### Short task
Each line containing the word "Google" must be collected.

### Given records
-*-
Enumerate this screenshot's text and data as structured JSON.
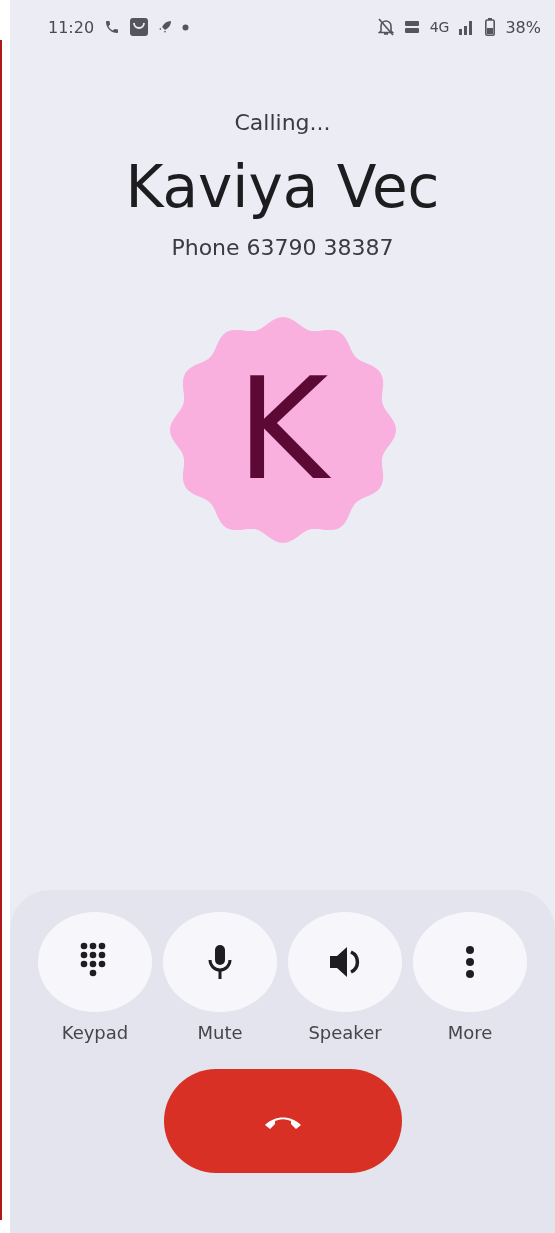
{
  "status_bar": {
    "time": "11:20",
    "network": "4G",
    "battery": "38%"
  },
  "call": {
    "status": "Calling...",
    "name": "Kaviya Vec",
    "number": "Phone 63790 38387",
    "initial": "K"
  },
  "actions": [
    {
      "kind": "keypad",
      "label": "Keypad"
    },
    {
      "kind": "mute",
      "label": "Mute"
    },
    {
      "kind": "speaker",
      "label": "Speaker"
    },
    {
      "kind": "more",
      "label": "More"
    }
  ]
}
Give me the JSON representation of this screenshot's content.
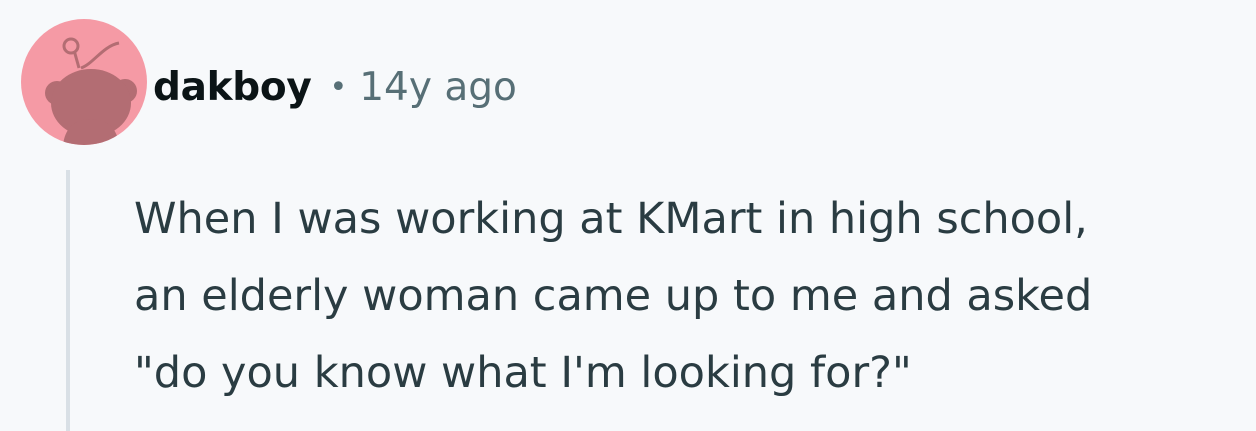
{
  "comment": {
    "author": "dakboy",
    "separator": "•",
    "age": "14y ago",
    "avatar_icon": "reddit-snoo-avatar-icon",
    "avatar_background": "#f59aa5",
    "avatar_figure_color": "#b36d73",
    "text": "When I was working at KMart in high school,\nan elderly woman came up to me and asked\n\"do you know what I'm looking for?\""
  }
}
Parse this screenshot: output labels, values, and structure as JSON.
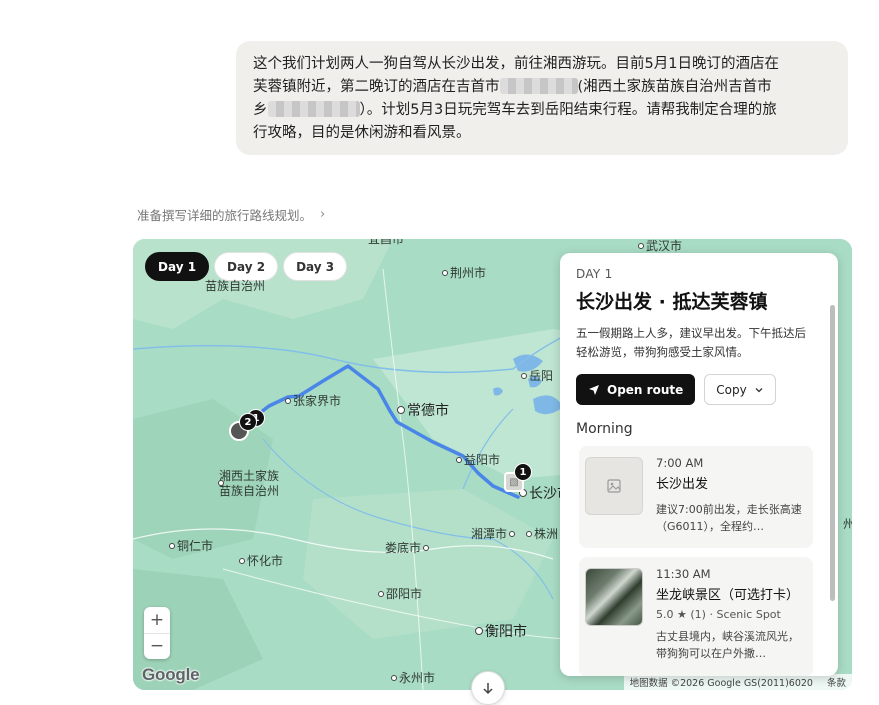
{
  "message": {
    "line1": "这个我们计划两人一狗自驾从长沙出发，前往湘西游玩。目前5月1日晚订的酒店在",
    "line2_a": "芙蓉镇附近，第二晚订的酒店在吉首市",
    "line2_b": "(湘西土家族苗族自治州吉首市",
    "line3_a": "乡",
    "line3_b": "）。计划5月3日玩完驾车去到岳阳结束行程。请帮我制定合理的旅",
    "line4": "行攻略，目的是休闲游和看风景。"
  },
  "status": {
    "text": "准备撰写详细的旅行路线规划。",
    "chevron": "›"
  },
  "map": {
    "tabs": [
      {
        "label": "Day 1",
        "active": true
      },
      {
        "label": "Day 2",
        "active": false
      },
      {
        "label": "Day 3",
        "active": false
      }
    ],
    "cities": {
      "wuhan": "武汉市",
      "jingzhou": "荆州市",
      "yueyang": "岳阳",
      "zhangjiajie": "张家界市",
      "changde": "常德市",
      "yiyang": "益阳市",
      "changsha": "长沙市",
      "xiangxi": "湘西土家族\n苗族自治州",
      "xiangxi_top": "苗族自治州",
      "tongren": "铜仁市",
      "huaihua": "怀化市",
      "loudi": "娄底市",
      "xiangtan": "湘潭市",
      "zhuzhou": "株洲",
      "shaoyang": "邵阳市",
      "hengyang": "衡阳市",
      "yongzhou": "永州市",
      "top_partial": "宜昌市",
      "right_partial": "州"
    },
    "markers": {
      "m1": "1",
      "m2": "2",
      "m1b": "1"
    },
    "route_color": "#4a86e8",
    "zoom_in": "+",
    "zoom_out": "−",
    "google_logo": "Google",
    "attribution": "地图数据 ©2026 Google GS(2011)6020",
    "terms": "条款"
  },
  "panel": {
    "day_label": "DAY 1",
    "title": "长沙出发 · 抵达芙蓉镇",
    "description": "五一假期路上人多，建议早出发。下午抵达后轻松游览，带狗狗感受土家风情。",
    "open_route": "Open route",
    "copy": "Copy",
    "section": "Morning",
    "items": [
      {
        "time": "7:00 AM",
        "name": "长沙出发",
        "meta": "",
        "text": "建议7:00前出发，走长张高速（G6011），全程约…"
      },
      {
        "time": "11:30 AM",
        "name": "坐龙峡景区（可选打卡）",
        "rating": "5.0",
        "reviews": "(1)",
        "category": "Scenic Spot",
        "text": "古丈县境内，峡谷溪流风光，带狗狗可以在户外撒…"
      }
    ]
  }
}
-*-
### Solution to the problem
    "google_logo": "Google",
    "attribution": "地图数据 ©2026 Google GS(2011)6020",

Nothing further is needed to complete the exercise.